- Given instruction
Check each line for the word "Hovmöller" and give how many have it. Say nothing else.

- Data shown
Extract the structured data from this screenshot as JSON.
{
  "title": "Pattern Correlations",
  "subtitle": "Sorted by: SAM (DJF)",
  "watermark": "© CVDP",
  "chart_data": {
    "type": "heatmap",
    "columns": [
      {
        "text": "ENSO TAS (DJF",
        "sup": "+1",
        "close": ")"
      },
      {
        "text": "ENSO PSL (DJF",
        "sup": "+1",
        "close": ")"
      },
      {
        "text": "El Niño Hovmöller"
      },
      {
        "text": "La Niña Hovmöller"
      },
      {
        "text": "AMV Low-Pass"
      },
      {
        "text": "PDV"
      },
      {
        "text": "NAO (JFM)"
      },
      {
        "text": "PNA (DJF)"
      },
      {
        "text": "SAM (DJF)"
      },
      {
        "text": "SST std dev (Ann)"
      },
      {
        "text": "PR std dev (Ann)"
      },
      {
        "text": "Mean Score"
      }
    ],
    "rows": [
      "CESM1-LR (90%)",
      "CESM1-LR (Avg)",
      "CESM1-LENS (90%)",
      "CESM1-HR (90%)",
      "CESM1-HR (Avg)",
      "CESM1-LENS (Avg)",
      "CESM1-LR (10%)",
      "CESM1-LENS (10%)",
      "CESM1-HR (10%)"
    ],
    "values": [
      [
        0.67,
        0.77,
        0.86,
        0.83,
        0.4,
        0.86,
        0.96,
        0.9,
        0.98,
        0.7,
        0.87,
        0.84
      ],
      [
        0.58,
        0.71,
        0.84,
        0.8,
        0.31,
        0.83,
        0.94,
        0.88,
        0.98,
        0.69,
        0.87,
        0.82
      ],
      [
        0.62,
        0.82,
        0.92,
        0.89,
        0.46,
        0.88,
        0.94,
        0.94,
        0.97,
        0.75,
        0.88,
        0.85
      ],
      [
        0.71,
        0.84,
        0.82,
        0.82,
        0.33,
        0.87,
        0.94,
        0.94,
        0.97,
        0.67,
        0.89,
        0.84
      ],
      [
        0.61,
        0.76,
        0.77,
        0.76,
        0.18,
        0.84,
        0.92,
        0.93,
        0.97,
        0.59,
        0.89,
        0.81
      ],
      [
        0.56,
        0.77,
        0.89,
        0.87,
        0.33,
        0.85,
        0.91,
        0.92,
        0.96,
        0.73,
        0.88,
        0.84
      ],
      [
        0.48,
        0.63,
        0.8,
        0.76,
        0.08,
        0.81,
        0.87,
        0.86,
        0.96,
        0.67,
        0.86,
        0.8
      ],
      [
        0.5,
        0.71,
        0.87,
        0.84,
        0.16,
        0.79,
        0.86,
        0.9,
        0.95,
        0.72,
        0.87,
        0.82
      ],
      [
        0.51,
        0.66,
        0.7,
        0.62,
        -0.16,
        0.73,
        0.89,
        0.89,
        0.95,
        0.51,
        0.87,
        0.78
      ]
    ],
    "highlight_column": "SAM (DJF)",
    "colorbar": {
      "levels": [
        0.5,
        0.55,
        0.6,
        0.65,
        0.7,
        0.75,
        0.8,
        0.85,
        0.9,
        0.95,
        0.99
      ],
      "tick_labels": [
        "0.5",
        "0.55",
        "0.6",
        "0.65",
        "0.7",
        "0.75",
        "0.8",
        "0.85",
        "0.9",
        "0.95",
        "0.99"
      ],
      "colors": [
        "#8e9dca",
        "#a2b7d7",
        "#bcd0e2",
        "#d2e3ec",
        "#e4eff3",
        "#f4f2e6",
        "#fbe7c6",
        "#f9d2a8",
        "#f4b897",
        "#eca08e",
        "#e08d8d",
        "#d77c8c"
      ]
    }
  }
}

- Written response
2